(YOUR OBJECTIVE): Show all lines holding the string "leben".

begin RECORDS

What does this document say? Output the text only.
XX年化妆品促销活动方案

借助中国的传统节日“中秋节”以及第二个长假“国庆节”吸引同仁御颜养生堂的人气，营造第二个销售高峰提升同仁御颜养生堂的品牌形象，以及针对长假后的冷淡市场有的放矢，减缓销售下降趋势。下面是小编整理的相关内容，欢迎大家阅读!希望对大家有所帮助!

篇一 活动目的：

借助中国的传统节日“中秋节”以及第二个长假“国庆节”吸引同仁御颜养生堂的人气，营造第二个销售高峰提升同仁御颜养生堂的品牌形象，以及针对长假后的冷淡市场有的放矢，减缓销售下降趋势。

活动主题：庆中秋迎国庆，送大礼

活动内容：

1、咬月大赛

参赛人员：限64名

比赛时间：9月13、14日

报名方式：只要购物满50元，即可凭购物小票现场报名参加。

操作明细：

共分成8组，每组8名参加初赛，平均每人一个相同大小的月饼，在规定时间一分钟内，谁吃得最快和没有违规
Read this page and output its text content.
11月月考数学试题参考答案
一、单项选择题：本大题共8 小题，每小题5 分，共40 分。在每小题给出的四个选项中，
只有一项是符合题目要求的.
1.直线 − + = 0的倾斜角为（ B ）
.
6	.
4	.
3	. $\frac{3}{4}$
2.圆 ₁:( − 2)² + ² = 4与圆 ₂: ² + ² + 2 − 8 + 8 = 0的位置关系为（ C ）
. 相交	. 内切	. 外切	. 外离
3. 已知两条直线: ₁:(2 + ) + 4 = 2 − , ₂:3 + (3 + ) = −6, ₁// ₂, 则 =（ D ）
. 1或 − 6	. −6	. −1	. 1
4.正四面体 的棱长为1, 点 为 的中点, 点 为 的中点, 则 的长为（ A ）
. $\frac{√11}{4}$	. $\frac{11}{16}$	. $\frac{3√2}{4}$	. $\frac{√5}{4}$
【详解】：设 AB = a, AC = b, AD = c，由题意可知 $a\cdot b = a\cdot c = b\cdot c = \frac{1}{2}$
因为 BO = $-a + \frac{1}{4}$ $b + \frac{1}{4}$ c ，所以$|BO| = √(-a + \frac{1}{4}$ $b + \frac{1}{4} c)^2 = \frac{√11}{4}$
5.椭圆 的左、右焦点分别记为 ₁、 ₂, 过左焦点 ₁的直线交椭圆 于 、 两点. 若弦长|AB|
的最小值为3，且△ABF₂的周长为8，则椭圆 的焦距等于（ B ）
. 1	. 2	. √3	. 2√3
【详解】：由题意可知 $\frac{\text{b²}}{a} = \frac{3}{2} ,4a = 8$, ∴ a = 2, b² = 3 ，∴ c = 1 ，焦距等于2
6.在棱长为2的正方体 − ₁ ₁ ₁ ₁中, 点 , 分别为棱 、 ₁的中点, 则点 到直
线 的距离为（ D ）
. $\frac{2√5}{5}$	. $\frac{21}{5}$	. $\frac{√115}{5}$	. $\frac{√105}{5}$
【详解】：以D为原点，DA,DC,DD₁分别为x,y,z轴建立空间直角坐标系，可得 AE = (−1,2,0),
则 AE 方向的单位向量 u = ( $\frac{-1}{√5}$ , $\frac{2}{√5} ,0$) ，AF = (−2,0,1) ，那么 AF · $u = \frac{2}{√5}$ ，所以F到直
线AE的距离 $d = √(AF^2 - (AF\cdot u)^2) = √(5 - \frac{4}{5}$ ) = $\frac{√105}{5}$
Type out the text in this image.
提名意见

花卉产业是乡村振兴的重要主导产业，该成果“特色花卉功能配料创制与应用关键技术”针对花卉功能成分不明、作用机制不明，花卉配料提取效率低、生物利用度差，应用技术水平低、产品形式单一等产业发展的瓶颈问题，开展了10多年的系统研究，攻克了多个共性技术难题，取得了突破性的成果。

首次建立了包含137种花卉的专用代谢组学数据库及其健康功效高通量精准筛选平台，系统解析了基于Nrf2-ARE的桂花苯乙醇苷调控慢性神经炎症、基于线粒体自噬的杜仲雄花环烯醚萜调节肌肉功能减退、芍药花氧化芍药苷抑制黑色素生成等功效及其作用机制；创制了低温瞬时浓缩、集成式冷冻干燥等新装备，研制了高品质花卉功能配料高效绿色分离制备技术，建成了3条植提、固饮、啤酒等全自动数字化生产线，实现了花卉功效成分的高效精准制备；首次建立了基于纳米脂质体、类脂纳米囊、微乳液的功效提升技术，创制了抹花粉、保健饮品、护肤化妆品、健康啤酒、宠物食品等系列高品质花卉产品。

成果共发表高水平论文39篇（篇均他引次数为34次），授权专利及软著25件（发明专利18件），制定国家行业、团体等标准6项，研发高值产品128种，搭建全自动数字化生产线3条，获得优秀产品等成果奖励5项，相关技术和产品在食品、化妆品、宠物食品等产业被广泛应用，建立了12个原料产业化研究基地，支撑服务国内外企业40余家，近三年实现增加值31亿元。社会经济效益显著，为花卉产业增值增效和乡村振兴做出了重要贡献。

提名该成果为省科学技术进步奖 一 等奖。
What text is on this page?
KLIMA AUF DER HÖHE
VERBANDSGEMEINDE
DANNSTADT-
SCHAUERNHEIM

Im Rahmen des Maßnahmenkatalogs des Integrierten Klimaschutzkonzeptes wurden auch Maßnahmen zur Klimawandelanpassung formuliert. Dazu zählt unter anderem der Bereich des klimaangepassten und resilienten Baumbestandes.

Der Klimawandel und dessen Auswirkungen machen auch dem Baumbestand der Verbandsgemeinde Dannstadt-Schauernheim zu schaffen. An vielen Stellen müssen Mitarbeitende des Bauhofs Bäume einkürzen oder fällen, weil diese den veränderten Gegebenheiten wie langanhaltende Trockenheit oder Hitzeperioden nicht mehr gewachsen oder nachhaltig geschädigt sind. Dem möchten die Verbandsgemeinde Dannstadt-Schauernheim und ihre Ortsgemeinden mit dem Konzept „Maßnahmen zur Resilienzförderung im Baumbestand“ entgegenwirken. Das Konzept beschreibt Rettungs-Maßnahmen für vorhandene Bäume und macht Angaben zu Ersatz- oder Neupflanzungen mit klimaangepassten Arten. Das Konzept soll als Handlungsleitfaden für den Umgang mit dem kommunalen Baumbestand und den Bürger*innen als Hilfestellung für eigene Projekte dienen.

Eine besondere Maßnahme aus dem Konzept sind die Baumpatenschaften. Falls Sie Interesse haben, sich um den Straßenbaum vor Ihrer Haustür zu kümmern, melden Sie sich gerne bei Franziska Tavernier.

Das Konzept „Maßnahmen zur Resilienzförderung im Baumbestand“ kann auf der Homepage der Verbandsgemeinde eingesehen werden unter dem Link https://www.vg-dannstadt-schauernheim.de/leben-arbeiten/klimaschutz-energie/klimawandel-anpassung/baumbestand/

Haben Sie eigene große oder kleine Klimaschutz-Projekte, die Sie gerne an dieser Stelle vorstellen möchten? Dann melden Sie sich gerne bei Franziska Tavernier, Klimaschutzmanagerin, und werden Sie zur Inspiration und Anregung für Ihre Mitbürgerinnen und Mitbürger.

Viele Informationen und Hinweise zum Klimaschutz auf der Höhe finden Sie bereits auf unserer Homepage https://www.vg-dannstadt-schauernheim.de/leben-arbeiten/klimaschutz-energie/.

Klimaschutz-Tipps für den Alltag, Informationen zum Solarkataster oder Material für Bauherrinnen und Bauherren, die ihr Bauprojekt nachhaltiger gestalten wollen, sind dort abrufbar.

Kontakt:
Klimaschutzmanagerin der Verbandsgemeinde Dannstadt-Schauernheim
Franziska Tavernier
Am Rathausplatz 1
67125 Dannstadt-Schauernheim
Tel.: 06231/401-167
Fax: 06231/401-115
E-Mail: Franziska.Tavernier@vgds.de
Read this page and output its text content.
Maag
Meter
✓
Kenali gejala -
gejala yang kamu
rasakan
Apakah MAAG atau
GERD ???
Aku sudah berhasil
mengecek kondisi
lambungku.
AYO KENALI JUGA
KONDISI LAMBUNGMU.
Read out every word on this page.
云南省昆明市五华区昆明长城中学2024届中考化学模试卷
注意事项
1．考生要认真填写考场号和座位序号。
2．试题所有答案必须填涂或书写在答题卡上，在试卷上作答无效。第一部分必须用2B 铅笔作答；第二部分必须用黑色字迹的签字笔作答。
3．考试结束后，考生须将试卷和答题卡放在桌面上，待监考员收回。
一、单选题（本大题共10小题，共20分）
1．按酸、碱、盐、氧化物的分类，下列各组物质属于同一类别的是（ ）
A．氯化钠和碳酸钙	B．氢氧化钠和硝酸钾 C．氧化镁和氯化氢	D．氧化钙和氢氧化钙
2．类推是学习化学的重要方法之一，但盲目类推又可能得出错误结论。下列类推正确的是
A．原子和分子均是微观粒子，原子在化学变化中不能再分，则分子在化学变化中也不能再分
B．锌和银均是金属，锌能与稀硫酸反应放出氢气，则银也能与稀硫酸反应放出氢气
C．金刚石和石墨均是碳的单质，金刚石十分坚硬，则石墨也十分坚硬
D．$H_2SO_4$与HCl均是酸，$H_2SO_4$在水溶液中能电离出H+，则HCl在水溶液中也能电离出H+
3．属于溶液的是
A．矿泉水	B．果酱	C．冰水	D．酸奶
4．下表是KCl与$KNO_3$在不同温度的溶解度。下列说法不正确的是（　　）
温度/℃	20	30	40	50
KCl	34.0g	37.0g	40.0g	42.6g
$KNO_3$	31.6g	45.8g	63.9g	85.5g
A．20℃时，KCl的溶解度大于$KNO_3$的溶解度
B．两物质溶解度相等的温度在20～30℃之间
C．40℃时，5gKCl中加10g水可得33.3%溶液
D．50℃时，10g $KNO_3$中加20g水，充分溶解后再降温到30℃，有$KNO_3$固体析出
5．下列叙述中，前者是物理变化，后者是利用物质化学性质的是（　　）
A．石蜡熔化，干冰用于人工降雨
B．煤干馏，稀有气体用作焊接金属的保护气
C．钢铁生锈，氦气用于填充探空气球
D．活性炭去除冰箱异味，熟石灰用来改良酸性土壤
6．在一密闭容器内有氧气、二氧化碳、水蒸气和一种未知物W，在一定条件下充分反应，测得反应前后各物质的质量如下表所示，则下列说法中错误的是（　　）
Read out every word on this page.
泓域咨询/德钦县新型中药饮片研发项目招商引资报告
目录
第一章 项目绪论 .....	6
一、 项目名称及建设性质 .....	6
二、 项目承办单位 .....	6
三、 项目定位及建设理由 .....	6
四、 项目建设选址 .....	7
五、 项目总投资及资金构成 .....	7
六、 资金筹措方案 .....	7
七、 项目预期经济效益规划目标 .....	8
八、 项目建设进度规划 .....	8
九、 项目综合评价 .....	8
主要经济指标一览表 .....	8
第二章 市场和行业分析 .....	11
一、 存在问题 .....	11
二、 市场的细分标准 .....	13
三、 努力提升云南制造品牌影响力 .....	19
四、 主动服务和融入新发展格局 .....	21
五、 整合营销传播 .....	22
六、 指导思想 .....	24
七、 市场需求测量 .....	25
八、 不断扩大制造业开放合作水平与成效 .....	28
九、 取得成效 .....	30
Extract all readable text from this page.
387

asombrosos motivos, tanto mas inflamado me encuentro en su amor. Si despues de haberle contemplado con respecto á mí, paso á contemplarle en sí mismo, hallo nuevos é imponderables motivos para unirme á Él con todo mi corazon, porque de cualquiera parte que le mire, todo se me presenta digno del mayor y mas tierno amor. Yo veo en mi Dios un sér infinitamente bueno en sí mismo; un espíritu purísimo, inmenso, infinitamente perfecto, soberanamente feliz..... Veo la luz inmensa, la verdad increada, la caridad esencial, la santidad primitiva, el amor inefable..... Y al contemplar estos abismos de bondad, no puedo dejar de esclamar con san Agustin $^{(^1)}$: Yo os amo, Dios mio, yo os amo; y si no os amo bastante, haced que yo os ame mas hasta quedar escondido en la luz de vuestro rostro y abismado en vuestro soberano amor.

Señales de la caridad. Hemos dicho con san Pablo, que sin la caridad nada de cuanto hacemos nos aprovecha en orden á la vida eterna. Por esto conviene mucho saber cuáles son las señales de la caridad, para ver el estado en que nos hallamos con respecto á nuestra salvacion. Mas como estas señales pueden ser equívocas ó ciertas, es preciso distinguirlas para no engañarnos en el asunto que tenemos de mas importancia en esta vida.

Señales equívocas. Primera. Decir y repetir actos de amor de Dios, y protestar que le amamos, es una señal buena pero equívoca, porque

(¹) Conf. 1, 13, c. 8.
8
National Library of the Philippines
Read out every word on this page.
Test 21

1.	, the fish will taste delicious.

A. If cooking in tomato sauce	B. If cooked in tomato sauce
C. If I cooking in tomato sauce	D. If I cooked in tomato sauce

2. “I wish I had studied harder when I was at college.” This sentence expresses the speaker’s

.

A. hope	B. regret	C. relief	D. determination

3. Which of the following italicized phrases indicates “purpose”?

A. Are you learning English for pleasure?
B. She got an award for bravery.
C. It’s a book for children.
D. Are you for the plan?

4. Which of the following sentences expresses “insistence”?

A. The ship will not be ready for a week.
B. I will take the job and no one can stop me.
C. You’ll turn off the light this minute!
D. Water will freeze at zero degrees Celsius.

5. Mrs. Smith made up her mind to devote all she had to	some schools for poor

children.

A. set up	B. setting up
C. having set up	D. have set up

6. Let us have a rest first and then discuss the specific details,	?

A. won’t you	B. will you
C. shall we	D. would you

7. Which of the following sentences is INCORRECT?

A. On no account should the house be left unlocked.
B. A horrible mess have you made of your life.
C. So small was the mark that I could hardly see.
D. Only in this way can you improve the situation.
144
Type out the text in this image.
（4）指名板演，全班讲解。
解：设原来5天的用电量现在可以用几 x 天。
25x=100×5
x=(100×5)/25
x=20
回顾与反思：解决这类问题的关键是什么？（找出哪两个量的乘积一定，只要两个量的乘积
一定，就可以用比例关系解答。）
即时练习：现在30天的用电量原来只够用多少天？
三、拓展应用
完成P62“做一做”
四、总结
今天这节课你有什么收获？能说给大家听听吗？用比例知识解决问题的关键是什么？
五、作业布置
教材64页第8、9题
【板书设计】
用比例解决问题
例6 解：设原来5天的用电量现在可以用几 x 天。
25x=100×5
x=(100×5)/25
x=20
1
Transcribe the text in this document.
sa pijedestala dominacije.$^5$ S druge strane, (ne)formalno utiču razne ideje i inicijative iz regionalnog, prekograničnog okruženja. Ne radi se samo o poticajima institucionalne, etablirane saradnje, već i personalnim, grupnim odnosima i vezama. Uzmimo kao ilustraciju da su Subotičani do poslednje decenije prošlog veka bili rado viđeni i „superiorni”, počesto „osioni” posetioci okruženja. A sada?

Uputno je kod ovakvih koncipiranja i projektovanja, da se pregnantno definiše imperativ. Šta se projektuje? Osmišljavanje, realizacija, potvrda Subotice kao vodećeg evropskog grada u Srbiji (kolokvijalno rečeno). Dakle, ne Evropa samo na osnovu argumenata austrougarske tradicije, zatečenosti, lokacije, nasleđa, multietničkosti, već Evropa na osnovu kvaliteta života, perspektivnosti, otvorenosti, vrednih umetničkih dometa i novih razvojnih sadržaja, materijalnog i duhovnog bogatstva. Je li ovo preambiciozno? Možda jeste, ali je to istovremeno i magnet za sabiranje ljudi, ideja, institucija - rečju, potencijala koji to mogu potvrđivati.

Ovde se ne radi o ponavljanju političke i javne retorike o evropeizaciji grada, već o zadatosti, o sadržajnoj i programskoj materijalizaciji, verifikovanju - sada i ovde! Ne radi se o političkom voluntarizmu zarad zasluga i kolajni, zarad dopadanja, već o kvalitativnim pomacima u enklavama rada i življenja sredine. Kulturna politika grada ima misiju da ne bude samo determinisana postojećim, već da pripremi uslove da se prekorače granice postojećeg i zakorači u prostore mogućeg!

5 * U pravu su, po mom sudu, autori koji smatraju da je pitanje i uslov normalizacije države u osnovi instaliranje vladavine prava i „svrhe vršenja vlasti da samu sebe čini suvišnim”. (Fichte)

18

end RECORDS

(CORRECT RESULT):
Das Konzept „Maßnahmen zur Resilienzförderung im Baumbestand“ kann auf der Homepage der Verbandsgemeinde eingesehen werden unter dem Link https://www.vg-dannstadt-schauernheim.de/leben-arbeiten/klimaschutz-energie/klimawandel-anpassung/baumbestand/
Viele Informationen und Hinweise zum Klimaschutz auf der Höhe finden Sie bereits auf unserer Homepage https://www.vg-dannstadt-schauernheim.de/leben-arbeiten/klimaschutz-energie/.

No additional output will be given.